▶ _AIM OF THE EXERCISE_: Repeat every entry in the listing below, exactly.

▶ _MATERIAL SHOWN_:
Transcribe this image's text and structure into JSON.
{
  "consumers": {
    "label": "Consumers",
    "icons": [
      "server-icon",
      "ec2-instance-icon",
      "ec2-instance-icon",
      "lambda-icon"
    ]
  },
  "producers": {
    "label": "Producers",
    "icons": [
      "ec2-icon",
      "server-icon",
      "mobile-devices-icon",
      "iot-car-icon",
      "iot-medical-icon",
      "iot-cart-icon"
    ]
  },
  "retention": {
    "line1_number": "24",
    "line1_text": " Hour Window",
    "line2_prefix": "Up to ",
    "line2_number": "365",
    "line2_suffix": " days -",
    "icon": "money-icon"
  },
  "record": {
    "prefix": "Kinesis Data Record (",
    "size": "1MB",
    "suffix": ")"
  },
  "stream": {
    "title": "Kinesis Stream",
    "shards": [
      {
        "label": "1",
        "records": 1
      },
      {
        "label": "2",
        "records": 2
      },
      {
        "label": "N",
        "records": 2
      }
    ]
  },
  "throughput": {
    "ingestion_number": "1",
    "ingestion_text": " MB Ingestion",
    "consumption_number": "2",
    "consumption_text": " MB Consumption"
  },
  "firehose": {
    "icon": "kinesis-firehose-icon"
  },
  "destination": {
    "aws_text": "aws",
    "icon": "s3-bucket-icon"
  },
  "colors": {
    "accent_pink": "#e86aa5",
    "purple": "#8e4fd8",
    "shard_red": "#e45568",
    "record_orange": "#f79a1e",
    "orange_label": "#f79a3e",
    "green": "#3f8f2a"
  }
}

▶ _COMPLETE RESPONSE_:
Transcribe this image's text and structure into JSON.
{
  "consumers": {
    "label": "Consumers",
    "icons": [
      "server-icon",
      "ec2-instance-icon",
      "ec2-instance-icon",
      "lambda-icon"
    ]
  },
  "producers": {
    "label": "Producers",
    "icons": [
      "ec2-icon",
      "server-icon",
      "mobile-devices-icon",
      "iot-car-icon",
      "iot-medical-icon",
      "iot-cart-icon"
    ]
  },
  "retention": {
    "line1_number": "24",
    "line1_text": " Hour Window",
    "line2_prefix": "Up to ",
    "line2_number": "365",
    "line2_suffix": " days -",
    "icon": "money-icon"
  },
  "record": {
    "prefix": "Kinesis Data Record (",
    "size": "1MB",
    "suffix": ")"
  },
  "stream": {
    "title": "Kinesis Stream",
    "shards": [
      {
        "label": "1",
        "records": 1
      },
      {
        "label": "2",
        "records": 2
      },
      {
        "label": "N",
        "records": 2
      }
    ]
  },
  "throughput": {
    "ingestion_number": "1",
    "ingestion_text": " MB Ingestion",
    "consumption_number": "2",
    "consumption_text": " MB Consumption"
  },
  "firehose": {
    "icon": "kinesis-firehose-icon"
  },
  "destination": {
    "aws_text": "aws",
    "icon": "s3-bucket-icon"
  },
  "colors": {
    "accent_pink": "#e86aa5",
    "purple": "#8e4fd8",
    "shard_red": "#e45568",
    "record_orange": "#f79a1e",
    "orange_label": "#f79a3e",
    "green": "#3f8f2a"
  }
}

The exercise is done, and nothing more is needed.